Data excerpts ▸

··········

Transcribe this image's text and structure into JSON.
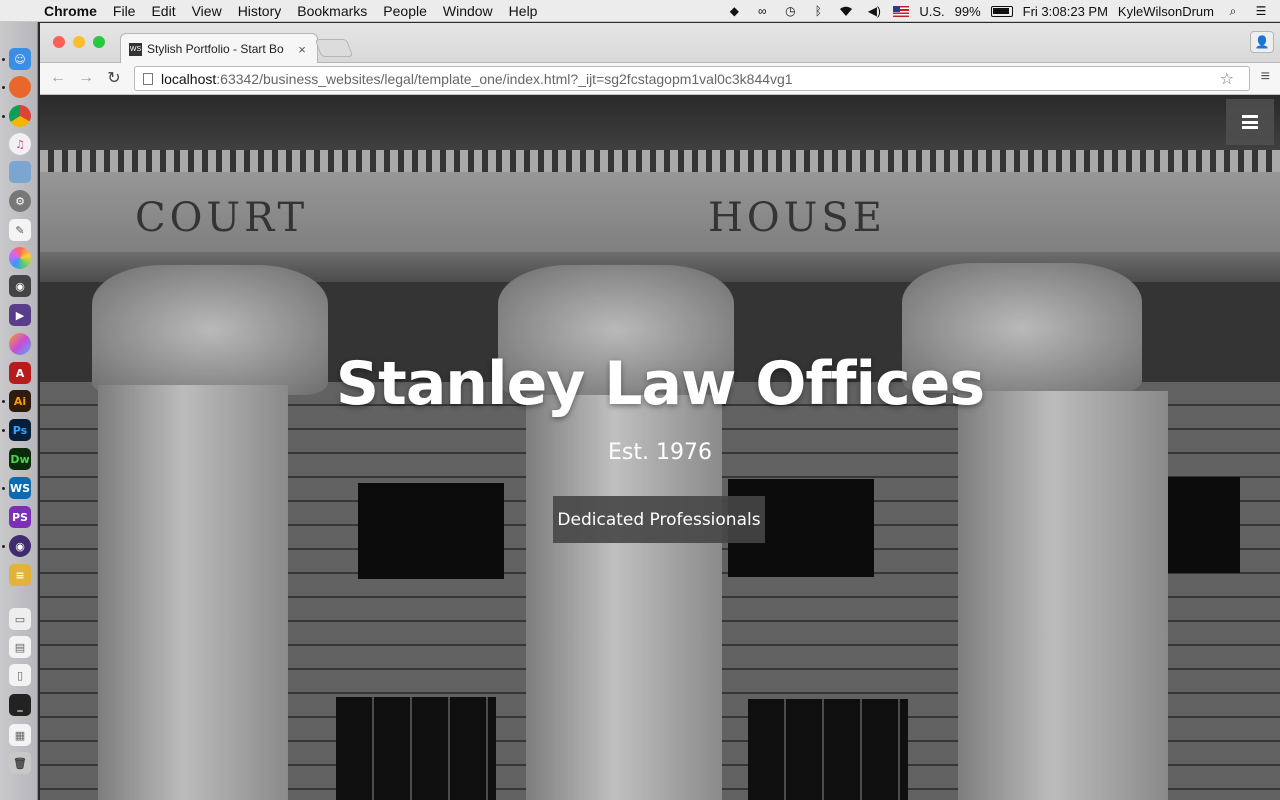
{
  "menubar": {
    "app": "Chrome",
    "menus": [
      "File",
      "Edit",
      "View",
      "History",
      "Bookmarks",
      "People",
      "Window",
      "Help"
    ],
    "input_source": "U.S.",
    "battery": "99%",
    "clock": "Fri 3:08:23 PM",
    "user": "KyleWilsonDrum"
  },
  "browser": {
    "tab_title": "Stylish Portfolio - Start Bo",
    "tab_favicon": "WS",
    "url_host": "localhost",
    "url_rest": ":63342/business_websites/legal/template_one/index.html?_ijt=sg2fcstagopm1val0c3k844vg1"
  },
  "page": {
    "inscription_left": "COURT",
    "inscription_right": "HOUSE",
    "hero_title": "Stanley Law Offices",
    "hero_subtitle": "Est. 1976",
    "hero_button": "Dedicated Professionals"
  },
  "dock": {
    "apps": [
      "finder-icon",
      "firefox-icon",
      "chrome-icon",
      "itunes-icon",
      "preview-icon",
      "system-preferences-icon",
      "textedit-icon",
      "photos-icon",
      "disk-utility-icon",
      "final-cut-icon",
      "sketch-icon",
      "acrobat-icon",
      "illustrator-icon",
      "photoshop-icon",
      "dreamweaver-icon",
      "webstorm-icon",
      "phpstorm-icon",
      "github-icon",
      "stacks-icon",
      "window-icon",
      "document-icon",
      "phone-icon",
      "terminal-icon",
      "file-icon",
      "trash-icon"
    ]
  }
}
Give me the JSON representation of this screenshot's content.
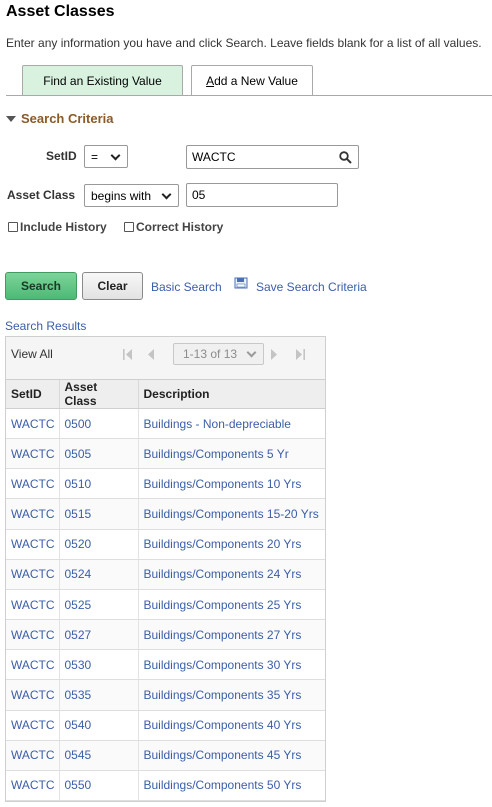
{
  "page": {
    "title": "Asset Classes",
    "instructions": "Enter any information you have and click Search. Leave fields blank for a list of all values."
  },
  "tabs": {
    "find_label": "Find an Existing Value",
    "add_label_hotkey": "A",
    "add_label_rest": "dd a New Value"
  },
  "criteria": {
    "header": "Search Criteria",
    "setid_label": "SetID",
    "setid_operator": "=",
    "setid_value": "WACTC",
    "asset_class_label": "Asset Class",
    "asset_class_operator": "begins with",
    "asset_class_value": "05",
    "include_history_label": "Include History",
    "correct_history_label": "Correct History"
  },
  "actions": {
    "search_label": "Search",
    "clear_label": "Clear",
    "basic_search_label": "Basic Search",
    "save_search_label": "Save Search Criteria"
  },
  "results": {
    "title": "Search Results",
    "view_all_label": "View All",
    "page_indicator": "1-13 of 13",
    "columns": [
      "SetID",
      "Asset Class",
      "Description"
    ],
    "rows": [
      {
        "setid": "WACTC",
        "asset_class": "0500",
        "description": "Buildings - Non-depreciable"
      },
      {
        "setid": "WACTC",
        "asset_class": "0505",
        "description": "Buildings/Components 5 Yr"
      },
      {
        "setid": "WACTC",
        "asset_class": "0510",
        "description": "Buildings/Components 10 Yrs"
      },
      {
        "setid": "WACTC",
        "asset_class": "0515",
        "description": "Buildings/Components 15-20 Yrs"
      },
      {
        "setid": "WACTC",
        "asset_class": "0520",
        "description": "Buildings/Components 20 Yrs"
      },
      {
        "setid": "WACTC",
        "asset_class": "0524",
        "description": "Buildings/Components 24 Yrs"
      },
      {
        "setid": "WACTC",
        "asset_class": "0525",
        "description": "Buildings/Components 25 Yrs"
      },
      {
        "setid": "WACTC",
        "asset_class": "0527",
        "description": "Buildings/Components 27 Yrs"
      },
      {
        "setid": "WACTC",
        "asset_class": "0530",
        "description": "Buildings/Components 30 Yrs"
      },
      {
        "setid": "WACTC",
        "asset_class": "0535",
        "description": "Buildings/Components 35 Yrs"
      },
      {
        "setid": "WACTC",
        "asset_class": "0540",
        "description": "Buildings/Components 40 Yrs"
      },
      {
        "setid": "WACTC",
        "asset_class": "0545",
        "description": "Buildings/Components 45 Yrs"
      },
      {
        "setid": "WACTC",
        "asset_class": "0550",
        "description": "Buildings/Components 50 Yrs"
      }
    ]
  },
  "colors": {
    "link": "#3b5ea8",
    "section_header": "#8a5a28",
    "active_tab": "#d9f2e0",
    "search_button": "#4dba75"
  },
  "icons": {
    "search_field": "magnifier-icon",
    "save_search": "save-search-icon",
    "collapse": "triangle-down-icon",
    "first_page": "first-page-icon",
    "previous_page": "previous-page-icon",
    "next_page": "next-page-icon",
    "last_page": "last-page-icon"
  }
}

··········

DIRECTION ▸ Return each line among the entries that holds the word "Components".

SOLUTION FOR THIS TASK ▸
        "description": "Buildings/Components 5 Yr"
        "description": "Buildings/Components 10 Yrs"
        "description": "Buildings/Components 15-20 Yrs"
        "description": "Buildings/Components 20 Yrs"
        "description": "Buildings/Components 24 Yrs"
        "description": "Buildings/Components 25 Yrs"
        "description": "Buildings/Components 27 Yrs"
        "description": "Buildings/Components 30 Yrs"
        "description": "Buildings/Components 35 Yrs"
        "description": "Buildings/Components 40 Yrs"
        "description": "Buildings/Components 45 Yrs"
        "description": "Buildings/Components 50 Yrs"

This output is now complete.